▸ **DATASET RECORDS**:
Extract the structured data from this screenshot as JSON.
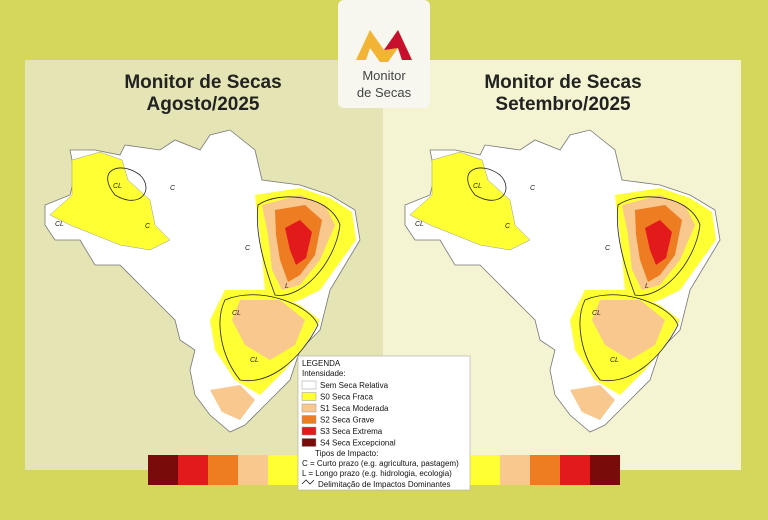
{
  "logo": {
    "line1": "Monitor",
    "line2": "de Secas"
  },
  "panels": [
    {
      "title": "Monitor de Secas",
      "subtitle": "Agosto/2025",
      "map_labels": [
        "CL",
        "C",
        "CL",
        "C",
        "C",
        "CL",
        "L",
        "CL"
      ]
    },
    {
      "title": "Monitor de Secas",
      "subtitle": "Setembro/2025",
      "map_labels": [
        "CL",
        "C",
        "CL",
        "C",
        "C",
        "CL",
        "L",
        "CL"
      ]
    }
  ],
  "legend": {
    "title": "LEGENDA",
    "intensity_title": "Intensidade:",
    "items": [
      "Sem Seca Relativa",
      "S0 Seca Fraca",
      "S1 Seca Moderada",
      "S2 Seca Grave",
      "S3 Seca Extrema",
      "S4 Seca Excepcional"
    ],
    "impact_title": "Tipos de Impacto:",
    "impact_items": [
      "C = Curto prazo (e.g. agricultura, pastagem)",
      "L = Longo prazo (e.g. hidrologia, ecologia)",
      "Delimitação de Impactos Dominantes"
    ]
  }
}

▸ **JOB**: Find the lines containing "subtitle" and list every one of them.

▸ **TASK SOLUTION**:
      "subtitle": "Agosto/2025",
      "subtitle": "Setembro/2025",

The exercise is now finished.